▸ SOURCE:
* begin *

Classification means to separate the input data into categories; i.e.: finding categorical separation surfaces in the multidimensional vector space of input data. In case of the MNIST dataset such separation interfaces should discriminate between 10 different clusters of data points.

I have discussed the problem of finding a separation surface for the case of the moons dataset example in previous articles in this blog. We then used SVM-algorithms to solve this particular problem. Actually, we determined parameters of (non-linear) polynomials to define a separation surface with a (soft) maximum distance from category related clusters of data points in an extended feature space (=input vector space). The extended feature space covered not only basic features of the input data but also powers of it.

All in all we worked directly in an multidimensional extension of the input vector space and optimized parameters describing linear separation interfaces there. If we had several categories instead of 2 we could use a so called “one versus all”-strategy to calculate 10 linear separation interfaces and determine the distance of any new data point towards the separation surfaces as a confidence measure (score) for a prediction. The separation with the highest score would be used to discriminate between the 10 possible solutions and choose the optimal one. Yes, working in an extended input vector space and with parameters of multiple linear separation surfaces was a bit difficult.

* end *

▸ MATERIAL:
* begin *

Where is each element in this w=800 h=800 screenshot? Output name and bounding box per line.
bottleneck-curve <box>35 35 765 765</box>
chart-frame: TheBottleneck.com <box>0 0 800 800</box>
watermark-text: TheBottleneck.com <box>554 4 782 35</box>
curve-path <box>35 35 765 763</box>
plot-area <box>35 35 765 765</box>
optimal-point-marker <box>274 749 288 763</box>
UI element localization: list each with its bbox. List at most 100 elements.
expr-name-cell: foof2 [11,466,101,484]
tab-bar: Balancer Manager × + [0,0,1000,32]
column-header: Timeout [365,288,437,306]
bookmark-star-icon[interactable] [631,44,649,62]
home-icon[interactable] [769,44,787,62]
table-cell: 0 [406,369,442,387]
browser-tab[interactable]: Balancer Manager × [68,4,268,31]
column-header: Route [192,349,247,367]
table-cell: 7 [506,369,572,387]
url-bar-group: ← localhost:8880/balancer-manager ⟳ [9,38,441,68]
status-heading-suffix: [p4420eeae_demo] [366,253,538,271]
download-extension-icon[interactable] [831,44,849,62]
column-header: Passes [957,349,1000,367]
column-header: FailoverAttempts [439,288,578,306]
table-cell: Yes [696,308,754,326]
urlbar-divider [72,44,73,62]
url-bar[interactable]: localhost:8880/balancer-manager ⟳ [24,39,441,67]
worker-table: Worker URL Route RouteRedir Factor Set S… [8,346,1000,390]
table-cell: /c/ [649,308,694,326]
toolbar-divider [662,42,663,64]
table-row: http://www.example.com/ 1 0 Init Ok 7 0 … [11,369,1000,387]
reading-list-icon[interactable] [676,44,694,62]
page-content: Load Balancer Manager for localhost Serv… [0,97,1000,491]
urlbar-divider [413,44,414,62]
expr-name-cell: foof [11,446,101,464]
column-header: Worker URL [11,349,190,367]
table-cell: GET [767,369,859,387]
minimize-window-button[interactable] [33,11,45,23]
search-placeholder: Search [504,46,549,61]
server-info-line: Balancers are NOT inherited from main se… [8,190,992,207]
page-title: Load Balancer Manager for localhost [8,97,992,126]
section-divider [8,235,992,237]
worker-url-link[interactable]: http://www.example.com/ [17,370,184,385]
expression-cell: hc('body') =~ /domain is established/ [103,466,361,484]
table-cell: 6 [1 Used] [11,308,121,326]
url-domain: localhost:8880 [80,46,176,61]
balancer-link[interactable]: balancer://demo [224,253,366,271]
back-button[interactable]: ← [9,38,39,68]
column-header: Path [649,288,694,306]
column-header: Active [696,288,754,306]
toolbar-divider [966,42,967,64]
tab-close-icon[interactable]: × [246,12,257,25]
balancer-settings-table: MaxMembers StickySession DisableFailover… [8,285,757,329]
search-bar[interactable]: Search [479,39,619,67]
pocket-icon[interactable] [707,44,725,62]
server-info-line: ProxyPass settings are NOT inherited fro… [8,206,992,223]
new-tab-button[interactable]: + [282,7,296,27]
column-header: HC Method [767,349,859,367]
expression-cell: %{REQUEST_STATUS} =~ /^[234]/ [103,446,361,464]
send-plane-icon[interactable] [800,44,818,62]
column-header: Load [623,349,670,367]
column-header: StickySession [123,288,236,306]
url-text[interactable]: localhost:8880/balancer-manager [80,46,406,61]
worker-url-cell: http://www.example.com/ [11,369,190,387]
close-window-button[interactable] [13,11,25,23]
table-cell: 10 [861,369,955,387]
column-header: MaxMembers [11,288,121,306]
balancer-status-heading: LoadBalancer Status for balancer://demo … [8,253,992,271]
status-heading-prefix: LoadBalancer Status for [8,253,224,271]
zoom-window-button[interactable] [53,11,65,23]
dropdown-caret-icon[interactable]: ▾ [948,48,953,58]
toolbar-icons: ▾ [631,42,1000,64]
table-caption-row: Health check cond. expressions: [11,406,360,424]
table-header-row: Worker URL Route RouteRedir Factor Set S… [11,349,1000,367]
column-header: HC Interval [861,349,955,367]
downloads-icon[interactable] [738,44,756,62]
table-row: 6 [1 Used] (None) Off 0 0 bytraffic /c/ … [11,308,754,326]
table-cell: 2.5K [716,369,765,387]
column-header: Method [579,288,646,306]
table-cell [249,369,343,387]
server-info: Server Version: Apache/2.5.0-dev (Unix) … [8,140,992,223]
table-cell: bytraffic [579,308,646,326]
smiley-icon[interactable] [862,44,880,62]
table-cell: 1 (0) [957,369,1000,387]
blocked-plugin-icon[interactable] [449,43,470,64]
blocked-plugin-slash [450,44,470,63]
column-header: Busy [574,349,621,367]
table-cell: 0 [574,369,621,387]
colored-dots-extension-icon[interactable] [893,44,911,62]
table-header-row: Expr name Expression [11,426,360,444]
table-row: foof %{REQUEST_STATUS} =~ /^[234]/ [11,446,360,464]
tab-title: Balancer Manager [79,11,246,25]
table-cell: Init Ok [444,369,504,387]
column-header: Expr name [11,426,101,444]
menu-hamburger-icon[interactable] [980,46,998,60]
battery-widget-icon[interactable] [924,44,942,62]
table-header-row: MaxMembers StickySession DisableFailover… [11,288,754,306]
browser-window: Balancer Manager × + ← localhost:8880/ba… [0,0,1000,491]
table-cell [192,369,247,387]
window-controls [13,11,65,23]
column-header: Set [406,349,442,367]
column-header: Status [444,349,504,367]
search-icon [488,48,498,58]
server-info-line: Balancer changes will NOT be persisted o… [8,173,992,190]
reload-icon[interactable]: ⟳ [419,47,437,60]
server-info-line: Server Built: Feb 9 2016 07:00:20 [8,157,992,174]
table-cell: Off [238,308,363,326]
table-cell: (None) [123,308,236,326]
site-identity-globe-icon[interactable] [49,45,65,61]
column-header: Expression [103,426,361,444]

* end *

▸ EXERCISES:
a - In the classification text, what kind of algorithms were used to solve the separation problem for the moons dataset?
b - Write the next part of the classification text, picking up after its final sentence.
The data is not needed here.

▸ ANSWERS TO THE EXERCISES:
a - SVM algorithms.

b -
Actually, working with ANNs and cost functions corresponds to a more elegant way of optimizing; it starts with measuring distances in the output vector space of the ANN/MLP:

In the context of classification tasks (with known results for training data) a loss function provides a fictitious cost value which weighs the deviations (or distances) of calculated result values (of the ML-algorithm under training) from the already known correct result for training records. I.e. it measures the errors for the training data records in the output space. The optimization task then means to minimize the cost function and thereby minimize a kind of mean error for all input data records.
The hope is that the collection of resulting weight values allows for predictions of other unknown input data, too.

The result of an ANN/MLP for a training data record is the outcome of a complex transformation performed by the ANN. In case of an MLP the transformation of input into output data is done by the “Feed Forward Propagation” algorithm [FFP]. Thus a reasonably designed cost function becomes dependent on the parameters of the FFP-algorithm – predominantly on the weights given at the nodes of the MLP’s layers. We concentrate on this type of parameter below; but note that in special ANN cases there may be additional other parameters to be varied for training and ANN optimization.

The MLP’s weights can in principle be varied continuously during training. The parameter (vector) space thus can be described by multiple real value axes – one for each of the weights. The parameter space of a MLP is a multi-dimensional one with a dimension equal to or bigger than the space of input data – and of course also the result space. (That the dimension is bigger follows from the required node number in the input layer.)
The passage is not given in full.